Dataset items:
#####
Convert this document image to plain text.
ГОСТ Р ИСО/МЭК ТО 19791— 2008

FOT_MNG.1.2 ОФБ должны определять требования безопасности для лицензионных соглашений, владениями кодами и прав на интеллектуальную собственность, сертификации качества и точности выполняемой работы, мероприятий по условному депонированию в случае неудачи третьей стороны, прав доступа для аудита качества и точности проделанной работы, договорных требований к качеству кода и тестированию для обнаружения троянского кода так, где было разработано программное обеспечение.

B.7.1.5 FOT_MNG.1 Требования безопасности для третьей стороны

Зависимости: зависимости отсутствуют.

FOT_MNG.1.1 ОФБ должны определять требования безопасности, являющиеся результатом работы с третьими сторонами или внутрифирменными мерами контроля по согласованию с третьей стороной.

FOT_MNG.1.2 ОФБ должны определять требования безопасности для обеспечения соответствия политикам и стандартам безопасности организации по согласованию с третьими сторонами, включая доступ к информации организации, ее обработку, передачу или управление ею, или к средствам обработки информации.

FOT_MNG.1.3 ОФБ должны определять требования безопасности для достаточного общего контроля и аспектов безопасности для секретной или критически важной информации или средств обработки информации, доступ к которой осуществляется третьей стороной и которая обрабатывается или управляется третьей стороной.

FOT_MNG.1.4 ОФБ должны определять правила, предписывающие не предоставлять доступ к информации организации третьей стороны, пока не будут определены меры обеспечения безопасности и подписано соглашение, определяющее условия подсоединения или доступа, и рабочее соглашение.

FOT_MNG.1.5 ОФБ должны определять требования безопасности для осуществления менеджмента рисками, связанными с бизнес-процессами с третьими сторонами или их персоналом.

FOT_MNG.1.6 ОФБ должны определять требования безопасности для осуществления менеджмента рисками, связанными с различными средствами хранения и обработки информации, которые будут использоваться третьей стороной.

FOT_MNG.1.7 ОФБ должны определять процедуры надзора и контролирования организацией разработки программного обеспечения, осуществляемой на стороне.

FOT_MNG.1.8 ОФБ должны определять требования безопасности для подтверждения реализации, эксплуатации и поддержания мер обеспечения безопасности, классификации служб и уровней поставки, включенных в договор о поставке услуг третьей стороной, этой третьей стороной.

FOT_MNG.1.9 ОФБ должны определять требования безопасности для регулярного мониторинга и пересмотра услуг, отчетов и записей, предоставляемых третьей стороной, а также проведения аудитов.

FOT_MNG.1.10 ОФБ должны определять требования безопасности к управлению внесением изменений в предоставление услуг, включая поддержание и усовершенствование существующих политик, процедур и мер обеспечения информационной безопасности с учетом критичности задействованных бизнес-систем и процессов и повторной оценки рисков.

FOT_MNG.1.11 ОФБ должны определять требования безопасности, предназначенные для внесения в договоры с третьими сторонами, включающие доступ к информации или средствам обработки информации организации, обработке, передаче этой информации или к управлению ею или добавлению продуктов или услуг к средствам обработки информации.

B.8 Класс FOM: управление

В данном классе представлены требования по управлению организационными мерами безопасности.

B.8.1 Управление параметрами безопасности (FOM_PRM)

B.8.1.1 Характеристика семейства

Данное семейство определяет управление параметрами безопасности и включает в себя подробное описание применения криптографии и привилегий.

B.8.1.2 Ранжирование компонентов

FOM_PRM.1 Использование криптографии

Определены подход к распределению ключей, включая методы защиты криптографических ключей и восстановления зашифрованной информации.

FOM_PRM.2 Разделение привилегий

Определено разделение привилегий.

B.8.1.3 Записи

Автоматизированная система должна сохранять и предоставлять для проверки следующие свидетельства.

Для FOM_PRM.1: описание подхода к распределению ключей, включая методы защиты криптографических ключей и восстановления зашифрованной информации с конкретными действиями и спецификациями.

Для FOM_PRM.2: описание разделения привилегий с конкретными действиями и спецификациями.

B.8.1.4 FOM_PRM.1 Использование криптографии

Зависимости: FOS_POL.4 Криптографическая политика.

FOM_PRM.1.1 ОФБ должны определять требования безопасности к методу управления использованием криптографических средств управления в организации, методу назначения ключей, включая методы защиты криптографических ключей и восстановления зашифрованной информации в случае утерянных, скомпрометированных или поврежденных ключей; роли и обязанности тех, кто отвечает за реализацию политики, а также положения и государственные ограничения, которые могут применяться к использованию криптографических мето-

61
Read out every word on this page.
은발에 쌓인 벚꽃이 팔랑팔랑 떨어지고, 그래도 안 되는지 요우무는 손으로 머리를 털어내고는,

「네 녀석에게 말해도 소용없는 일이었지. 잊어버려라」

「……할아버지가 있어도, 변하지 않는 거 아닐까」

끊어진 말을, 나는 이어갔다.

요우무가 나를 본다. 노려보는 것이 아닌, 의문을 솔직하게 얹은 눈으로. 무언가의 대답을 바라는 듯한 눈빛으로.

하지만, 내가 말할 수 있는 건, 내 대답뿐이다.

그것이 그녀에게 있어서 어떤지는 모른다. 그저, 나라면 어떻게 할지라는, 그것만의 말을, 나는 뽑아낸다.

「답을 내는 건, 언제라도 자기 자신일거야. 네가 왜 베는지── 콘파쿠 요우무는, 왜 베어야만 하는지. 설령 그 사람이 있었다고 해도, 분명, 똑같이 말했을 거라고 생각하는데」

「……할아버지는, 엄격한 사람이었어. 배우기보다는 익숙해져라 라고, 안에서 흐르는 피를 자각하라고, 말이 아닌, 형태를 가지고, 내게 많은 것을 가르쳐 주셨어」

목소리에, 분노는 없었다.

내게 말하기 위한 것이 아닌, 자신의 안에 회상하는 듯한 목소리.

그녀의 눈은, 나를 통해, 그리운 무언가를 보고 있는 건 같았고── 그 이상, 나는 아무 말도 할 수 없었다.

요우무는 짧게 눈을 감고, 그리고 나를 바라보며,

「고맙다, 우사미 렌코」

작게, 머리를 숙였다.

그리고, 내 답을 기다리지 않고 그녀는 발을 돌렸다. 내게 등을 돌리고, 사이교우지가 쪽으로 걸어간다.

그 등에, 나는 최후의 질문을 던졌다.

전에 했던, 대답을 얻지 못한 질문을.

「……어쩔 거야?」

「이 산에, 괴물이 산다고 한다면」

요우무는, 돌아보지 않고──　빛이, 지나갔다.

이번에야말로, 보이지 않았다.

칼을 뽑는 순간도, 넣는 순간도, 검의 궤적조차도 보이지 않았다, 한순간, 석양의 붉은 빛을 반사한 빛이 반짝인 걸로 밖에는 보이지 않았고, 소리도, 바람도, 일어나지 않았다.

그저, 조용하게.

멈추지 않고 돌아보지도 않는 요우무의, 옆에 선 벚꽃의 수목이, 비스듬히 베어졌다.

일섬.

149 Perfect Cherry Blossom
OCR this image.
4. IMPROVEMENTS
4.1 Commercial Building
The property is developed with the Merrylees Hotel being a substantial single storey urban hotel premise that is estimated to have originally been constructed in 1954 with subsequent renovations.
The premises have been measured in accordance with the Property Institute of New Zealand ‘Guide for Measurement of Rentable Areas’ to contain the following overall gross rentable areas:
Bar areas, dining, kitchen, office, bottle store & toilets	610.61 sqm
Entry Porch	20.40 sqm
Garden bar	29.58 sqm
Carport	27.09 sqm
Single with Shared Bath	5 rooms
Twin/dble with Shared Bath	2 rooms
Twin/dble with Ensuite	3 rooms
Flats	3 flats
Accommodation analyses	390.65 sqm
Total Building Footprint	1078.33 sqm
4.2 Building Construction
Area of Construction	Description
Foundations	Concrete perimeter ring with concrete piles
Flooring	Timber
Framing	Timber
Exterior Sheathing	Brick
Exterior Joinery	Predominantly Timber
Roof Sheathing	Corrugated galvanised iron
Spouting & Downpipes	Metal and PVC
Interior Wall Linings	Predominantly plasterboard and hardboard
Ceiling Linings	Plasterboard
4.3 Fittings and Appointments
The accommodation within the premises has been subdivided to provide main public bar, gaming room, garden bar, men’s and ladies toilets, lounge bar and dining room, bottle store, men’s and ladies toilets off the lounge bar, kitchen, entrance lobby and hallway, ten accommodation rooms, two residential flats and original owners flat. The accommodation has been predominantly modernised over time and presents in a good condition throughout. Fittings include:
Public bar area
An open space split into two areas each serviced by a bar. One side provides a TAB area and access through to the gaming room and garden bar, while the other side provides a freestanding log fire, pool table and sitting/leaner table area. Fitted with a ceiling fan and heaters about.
#####
What is being asked: List all lines from the entries that include the word "Building".

Response below:
4.1 Commercial Building
Total Building Footprint	1078.33 sqm
4.2 Building Construction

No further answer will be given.